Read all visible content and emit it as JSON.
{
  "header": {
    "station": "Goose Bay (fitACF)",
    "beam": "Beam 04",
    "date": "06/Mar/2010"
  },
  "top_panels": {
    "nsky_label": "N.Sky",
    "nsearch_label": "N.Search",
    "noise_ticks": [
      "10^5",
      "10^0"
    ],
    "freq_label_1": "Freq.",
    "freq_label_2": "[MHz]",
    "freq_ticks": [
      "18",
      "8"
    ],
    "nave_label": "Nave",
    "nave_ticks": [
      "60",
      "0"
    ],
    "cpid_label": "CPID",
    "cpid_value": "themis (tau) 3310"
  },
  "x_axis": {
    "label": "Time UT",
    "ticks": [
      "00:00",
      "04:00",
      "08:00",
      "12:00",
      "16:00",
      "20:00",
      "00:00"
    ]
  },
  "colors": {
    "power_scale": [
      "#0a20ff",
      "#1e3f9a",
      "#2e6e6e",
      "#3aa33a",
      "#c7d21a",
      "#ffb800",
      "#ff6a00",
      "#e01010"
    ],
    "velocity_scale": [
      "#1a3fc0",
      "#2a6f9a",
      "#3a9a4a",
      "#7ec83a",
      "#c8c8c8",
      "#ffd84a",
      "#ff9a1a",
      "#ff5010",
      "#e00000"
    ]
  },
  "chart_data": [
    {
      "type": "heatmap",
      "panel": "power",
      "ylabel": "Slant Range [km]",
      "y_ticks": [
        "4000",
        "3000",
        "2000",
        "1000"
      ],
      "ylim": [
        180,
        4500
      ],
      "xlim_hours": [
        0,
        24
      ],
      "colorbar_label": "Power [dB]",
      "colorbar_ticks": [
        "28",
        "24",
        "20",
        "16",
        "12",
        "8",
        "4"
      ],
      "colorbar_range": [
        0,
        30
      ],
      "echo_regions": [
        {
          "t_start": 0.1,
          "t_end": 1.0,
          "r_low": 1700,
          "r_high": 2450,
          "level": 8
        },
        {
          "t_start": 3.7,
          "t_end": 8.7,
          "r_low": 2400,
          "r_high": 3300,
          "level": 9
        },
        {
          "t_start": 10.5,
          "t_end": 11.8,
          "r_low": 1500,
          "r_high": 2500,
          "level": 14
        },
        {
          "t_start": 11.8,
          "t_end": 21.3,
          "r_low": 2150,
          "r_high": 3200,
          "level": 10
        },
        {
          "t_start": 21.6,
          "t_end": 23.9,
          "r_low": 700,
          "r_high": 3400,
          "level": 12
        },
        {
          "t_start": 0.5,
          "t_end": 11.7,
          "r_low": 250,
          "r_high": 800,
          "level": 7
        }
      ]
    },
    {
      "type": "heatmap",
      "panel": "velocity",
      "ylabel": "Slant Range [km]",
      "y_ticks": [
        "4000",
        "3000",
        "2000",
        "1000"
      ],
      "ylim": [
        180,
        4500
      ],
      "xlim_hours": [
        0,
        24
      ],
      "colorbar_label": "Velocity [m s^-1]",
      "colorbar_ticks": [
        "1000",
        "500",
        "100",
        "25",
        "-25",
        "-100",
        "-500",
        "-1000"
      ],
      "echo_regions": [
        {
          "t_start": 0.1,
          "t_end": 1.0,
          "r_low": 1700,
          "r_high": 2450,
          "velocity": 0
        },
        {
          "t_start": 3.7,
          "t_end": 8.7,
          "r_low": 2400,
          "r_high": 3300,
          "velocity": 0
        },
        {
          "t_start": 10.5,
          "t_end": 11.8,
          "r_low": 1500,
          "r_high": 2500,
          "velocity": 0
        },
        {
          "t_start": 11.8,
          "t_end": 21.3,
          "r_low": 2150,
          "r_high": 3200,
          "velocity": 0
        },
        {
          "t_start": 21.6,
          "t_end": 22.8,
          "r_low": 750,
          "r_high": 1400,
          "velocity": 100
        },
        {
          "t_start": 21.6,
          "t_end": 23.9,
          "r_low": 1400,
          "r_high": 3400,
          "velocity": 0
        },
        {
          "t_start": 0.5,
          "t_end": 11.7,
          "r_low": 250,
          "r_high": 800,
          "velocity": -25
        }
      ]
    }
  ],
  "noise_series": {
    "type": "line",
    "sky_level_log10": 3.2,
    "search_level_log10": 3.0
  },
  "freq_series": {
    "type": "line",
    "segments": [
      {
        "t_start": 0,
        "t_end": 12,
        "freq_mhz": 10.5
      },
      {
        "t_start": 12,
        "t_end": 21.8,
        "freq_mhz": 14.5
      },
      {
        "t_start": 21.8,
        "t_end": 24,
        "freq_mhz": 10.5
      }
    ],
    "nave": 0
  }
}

**WRITTEN REQUEST:**
Write the data back out verbatim.

**RESPONSE:**
Read all visible content and emit it as JSON.
{
  "header": {
    "station": "Goose Bay (fitACF)",
    "beam": "Beam 04",
    "date": "06/Mar/2010"
  },
  "top_panels": {
    "nsky_label": "N.Sky",
    "nsearch_label": "N.Search",
    "noise_ticks": [
      "10^5",
      "10^0"
    ],
    "freq_label_1": "Freq.",
    "freq_label_2": "[MHz]",
    "freq_ticks": [
      "18",
      "8"
    ],
    "nave_label": "Nave",
    "nave_ticks": [
      "60",
      "0"
    ],
    "cpid_label": "CPID",
    "cpid_value": "themis (tau) 3310"
  },
  "x_axis": {
    "label": "Time UT",
    "ticks": [
      "00:00",
      "04:00",
      "08:00",
      "12:00",
      "16:00",
      "20:00",
      "00:00"
    ]
  },
  "colors": {
    "power_scale": [
      "#0a20ff",
      "#1e3f9a",
      "#2e6e6e",
      "#3aa33a",
      "#c7d21a",
      "#ffb800",
      "#ff6a00",
      "#e01010"
    ],
    "velocity_scale": [
      "#1a3fc0",
      "#2a6f9a",
      "#3a9a4a",
      "#7ec83a",
      "#c8c8c8",
      "#ffd84a",
      "#ff9a1a",
      "#ff5010",
      "#e00000"
    ]
  },
  "chart_data": [
    {
      "type": "heatmap",
      "panel": "power",
      "ylabel": "Slant Range [km]",
      "y_ticks": [
        "4000",
        "3000",
        "2000",
        "1000"
      ],
      "ylim": [
        180,
        4500
      ],
      "xlim_hours": [
        0,
        24
      ],
      "colorbar_label": "Power [dB]",
      "colorbar_ticks": [
        "28",
        "24",
        "20",
        "16",
        "12",
        "8",
        "4"
      ],
      "colorbar_range": [
        0,
        30
      ],
      "echo_regions": [
        {
          "t_start": 0.1,
          "t_end": 1.0,
          "r_low": 1700,
          "r_high": 2450,
          "level": 8
        },
        {
          "t_start": 3.7,
          "t_end": 8.7,
          "r_low": 2400,
          "r_high": 3300,
          "level": 9
        },
        {
          "t_start": 10.5,
          "t_end": 11.8,
          "r_low": 1500,
          "r_high": 2500,
          "level": 14
        },
        {
          "t_start": 11.8,
          "t_end": 21.3,
          "r_low": 2150,
          "r_high": 3200,
          "level": 10
        },
        {
          "t_start": 21.6,
          "t_end": 23.9,
          "r_low": 700,
          "r_high": 3400,
          "level": 12
        },
        {
          "t_start": 0.5,
          "t_end": 11.7,
          "r_low": 250,
          "r_high": 800,
          "level": 7
        }
      ]
    },
    {
      "type": "heatmap",
      "panel": "velocity",
      "ylabel": "Slant Range [km]",
      "y_ticks": [
        "4000",
        "3000",
        "2000",
        "1000"
      ],
      "ylim": [
        180,
        4500
      ],
      "xlim_hours": [
        0,
        24
      ],
      "colorbar_label": "Velocity [m s^-1]",
      "colorbar_ticks": [
        "1000",
        "500",
        "100",
        "25",
        "-25",
        "-100",
        "-500",
        "-1000"
      ],
      "echo_regions": [
        {
          "t_start": 0.1,
          "t_end": 1.0,
          "r_low": 1700,
          "r_high": 2450,
          "velocity": 0
        },
        {
          "t_start": 3.7,
          "t_end": 8.7,
          "r_low": 2400,
          "r_high": 3300,
          "velocity": 0
        },
        {
          "t_start": 10.5,
          "t_end": 11.8,
          "r_low": 1500,
          "r_high": 2500,
          "velocity": 0
        },
        {
          "t_start": 11.8,
          "t_end": 21.3,
          "r_low": 2150,
          "r_high": 3200,
          "velocity": 0
        },
        {
          "t_start": 21.6,
          "t_end": 22.8,
          "r_low": 750,
          "r_high": 1400,
          "velocity": 100
        },
        {
          "t_start": 21.6,
          "t_end": 23.9,
          "r_low": 1400,
          "r_high": 3400,
          "velocity": 0
        },
        {
          "t_start": 0.5,
          "t_end": 11.7,
          "r_low": 250,
          "r_high": 800,
          "velocity": -25
        }
      ]
    }
  ],
  "noise_series": {
    "type": "line",
    "sky_level_log10": 3.2,
    "search_level_log10": 3.0
  },
  "freq_series": {
    "type": "line",
    "segments": [
      {
        "t_start": 0,
        "t_end": 12,
        "freq_mhz": 10.5
      },
      {
        "t_start": 12,
        "t_end": 21.8,
        "freq_mhz": 14.5
      },
      {
        "t_start": 21.8,
        "t_end": 24,
        "freq_mhz": 10.5
      }
    ],
    "nave": 0
  }
}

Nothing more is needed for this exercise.